WORK INSTRUCTIONS -> Check every line of the entries for "this", and copy the lines that hold it.
▼▼▼
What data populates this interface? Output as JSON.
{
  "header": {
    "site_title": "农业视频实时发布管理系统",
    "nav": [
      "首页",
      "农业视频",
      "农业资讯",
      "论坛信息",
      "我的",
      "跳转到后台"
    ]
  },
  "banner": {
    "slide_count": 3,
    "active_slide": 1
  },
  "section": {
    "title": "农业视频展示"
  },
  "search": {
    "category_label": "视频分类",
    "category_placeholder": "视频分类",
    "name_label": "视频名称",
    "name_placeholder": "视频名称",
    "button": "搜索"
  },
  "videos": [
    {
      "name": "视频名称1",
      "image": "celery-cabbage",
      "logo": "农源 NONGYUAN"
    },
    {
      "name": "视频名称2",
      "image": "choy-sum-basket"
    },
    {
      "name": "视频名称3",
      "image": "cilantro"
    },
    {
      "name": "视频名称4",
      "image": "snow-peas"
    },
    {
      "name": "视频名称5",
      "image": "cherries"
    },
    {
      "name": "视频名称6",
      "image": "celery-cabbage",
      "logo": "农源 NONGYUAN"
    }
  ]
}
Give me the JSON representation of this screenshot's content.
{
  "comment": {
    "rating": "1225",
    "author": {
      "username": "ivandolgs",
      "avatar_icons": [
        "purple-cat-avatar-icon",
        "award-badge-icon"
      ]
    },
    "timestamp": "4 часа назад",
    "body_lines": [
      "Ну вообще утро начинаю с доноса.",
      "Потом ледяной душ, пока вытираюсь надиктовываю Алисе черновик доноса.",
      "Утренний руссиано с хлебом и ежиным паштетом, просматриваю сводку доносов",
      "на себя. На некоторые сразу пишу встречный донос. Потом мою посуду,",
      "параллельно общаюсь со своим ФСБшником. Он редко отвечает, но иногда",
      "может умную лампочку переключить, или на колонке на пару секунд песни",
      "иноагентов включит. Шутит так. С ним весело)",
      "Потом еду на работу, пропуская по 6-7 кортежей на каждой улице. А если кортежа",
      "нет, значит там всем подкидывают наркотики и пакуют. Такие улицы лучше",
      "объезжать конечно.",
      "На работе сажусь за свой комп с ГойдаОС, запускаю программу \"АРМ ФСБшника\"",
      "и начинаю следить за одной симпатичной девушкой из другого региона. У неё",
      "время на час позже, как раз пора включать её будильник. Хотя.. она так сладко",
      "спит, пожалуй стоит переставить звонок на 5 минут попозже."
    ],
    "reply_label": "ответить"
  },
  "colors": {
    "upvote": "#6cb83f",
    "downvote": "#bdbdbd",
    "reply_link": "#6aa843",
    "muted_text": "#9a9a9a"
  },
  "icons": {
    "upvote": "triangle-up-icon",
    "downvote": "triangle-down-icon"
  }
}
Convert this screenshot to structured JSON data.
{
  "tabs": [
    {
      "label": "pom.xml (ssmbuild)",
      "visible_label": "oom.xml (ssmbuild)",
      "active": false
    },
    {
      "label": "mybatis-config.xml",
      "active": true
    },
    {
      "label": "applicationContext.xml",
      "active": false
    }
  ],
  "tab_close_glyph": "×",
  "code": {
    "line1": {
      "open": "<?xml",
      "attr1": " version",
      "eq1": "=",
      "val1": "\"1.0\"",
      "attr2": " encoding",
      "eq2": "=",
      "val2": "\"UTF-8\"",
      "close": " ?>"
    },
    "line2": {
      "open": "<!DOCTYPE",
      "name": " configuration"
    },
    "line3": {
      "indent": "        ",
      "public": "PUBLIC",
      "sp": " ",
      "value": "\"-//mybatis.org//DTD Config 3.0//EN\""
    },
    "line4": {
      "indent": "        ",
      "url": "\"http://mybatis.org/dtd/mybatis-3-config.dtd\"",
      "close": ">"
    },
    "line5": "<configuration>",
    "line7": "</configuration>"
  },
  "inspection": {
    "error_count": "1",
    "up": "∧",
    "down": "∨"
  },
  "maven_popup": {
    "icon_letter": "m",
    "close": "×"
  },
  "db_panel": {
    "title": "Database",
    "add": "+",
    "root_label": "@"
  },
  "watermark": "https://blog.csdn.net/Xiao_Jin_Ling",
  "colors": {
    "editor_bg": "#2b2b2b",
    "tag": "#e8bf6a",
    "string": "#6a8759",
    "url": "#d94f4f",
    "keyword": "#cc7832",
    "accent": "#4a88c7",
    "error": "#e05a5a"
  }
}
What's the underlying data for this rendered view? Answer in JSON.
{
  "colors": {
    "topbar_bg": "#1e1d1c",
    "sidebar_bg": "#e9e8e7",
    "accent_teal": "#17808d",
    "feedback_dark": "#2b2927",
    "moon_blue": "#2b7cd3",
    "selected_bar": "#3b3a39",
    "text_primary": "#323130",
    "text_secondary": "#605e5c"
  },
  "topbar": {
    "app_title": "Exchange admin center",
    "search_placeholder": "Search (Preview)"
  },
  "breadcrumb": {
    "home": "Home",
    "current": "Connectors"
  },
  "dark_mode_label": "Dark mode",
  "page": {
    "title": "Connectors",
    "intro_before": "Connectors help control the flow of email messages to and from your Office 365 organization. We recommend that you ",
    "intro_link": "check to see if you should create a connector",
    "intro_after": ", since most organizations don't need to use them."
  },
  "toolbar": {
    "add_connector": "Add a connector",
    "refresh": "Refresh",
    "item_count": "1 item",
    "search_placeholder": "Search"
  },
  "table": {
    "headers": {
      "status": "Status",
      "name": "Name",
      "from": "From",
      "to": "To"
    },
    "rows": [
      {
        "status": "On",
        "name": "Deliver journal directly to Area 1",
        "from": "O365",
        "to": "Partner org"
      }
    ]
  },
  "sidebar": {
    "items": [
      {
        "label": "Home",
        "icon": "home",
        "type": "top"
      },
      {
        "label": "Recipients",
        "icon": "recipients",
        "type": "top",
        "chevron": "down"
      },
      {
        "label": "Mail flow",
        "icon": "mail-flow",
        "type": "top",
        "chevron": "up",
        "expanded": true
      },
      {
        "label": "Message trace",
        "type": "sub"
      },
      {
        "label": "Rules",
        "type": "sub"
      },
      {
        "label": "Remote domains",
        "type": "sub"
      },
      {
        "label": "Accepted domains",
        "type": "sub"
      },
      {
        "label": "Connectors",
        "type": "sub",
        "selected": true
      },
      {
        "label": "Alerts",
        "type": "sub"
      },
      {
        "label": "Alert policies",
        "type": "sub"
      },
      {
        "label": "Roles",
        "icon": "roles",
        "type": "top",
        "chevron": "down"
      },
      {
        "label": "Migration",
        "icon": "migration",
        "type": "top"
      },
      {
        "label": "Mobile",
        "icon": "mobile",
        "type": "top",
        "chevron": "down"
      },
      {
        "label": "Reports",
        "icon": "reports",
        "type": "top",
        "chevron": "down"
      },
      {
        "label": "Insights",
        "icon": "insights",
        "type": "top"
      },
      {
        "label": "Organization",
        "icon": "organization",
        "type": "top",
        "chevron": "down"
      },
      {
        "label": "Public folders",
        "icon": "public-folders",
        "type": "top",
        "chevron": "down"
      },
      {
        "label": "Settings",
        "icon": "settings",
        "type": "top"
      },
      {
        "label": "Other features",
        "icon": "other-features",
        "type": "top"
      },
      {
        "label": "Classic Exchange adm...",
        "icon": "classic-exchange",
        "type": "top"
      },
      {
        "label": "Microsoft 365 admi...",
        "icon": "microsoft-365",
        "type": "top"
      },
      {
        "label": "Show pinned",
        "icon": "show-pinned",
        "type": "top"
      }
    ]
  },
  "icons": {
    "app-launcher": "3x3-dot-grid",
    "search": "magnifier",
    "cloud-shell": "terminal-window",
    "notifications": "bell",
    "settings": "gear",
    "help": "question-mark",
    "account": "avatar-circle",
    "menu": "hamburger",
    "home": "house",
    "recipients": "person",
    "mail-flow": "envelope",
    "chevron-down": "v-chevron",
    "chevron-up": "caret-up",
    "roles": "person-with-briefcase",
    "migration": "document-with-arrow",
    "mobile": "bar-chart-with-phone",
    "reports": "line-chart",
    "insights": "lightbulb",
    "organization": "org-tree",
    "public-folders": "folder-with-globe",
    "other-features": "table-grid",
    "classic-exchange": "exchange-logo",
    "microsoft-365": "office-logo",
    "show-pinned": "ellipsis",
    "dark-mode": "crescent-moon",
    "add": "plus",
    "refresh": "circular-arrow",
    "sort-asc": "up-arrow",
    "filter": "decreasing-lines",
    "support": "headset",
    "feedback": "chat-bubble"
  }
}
▲▲▲
EXERCISE RESULT ->
What data populates this interface? Output as JSON.
Give me the JSON representation of this screenshot's content.
Convert this screenshot to structured JSON data.
What's the underlying data for this rendered view? Answer in JSON.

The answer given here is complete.